## What you should do
Transcribe the listing that follows in full, omitting pictures.

# # # #

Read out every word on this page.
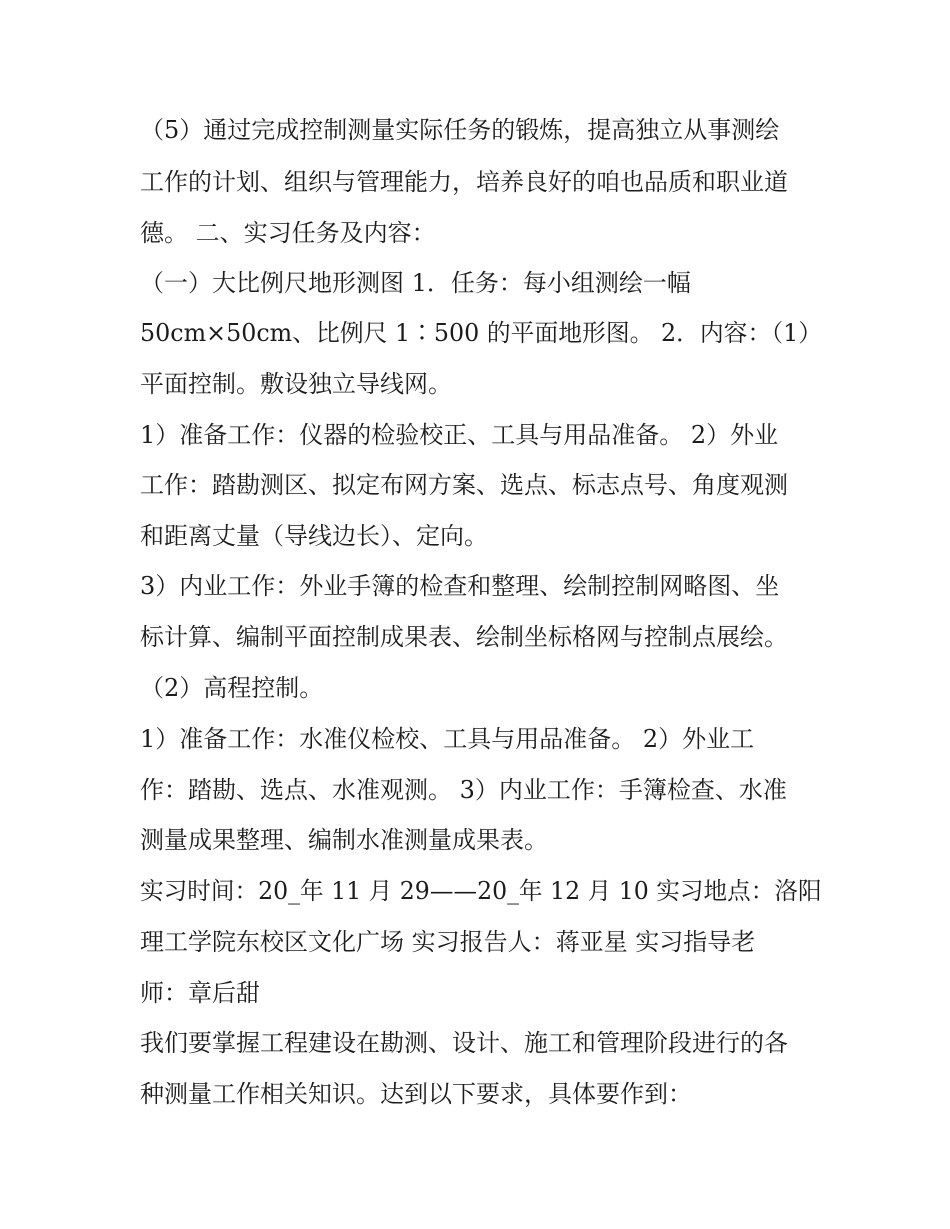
（5）通过完成控制测量实际任务的锻炼，提高独立从事测绘
工作的计划、组织与管理能力，培养良好的咱也品质和职业道
德。 二、实习任务及内容：
（一）大比例尺地形测图 1．任务：每小组测绘一幅
50cm×50cm、比例尺 1∶500 的平面地形图。 2．内容：（1）
平面控制。敷设独立导线网。
1）准备工作：仪器的检验校正、工具与用品准备。 2）外业
工作：踏勘测区、拟定布网方案、选点、标志点号、角度观测
和距离丈量（导线边长）、定向。
3）内业工作：外业手簿的检查和整理、绘制控制网略图、坐
标计算、编制平面控制成果表、绘制坐标格网与控制点展绘。
（2）高程控制。
1）准备工作：水准仪检校、工具与用品准备。 2）外业工
作：踏勘、选点、水准观测。 3）内业工作：手簿检查、水准
测量成果整理、编制水准测量成果表。
实习时间：20_年 11 月 29——20_年 12 月 10 实习地点：洛阳
理工学院东校区文化广场 实习报告人：蒋亚星 实习指导老
师：章后甜
我们要掌握工程建设在勘测、设计、施工和管理阶段进行的各
种测量工作相关知识。达到以下要求，具体要作到：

# # # #

## Response to the exercise
Read out every word on this page.
（5）通过完成控制测量实际任务的锻炼，提高独立从事测绘
工作的计划、组织与管理能力，培养良好的咱也品质和职业道
德。 二、实习任务及内容：
（一）大比例尺地形测图 1．任务：每小组测绘一幅
50cm×50cm、比例尺 1∶500 的平面地形图。 2．内容：（1）
平面控制。敷设独立导线网。
1）准备工作：仪器的检验校正、工具与用品准备。 2）外业
工作：踏勘测区、拟定布网方案、选点、标志点号、角度观测
和距离丈量（导线边长）、定向。
3）内业工作：外业手簿的检查和整理、绘制控制网略图、坐
标计算、编制平面控制成果表、绘制坐标格网与控制点展绘。
（2）高程控制。
1）准备工作：水准仪检校、工具与用品准备。 2）外业工
作：踏勘、选点、水准观测。 3）内业工作：手簿检查、水准
测量成果整理、编制水准测量成果表。
实习时间：20_年 11 月 29——20_年 12 月 10 实习地点：洛阳
理工学院东校区文化广场 实习报告人：蒋亚星 实习指导老
师：章后甜
我们要掌握工程建设在勘测、设计、施工和管理阶段进行的各
种测量工作相关知识。达到以下要求，具体要作到：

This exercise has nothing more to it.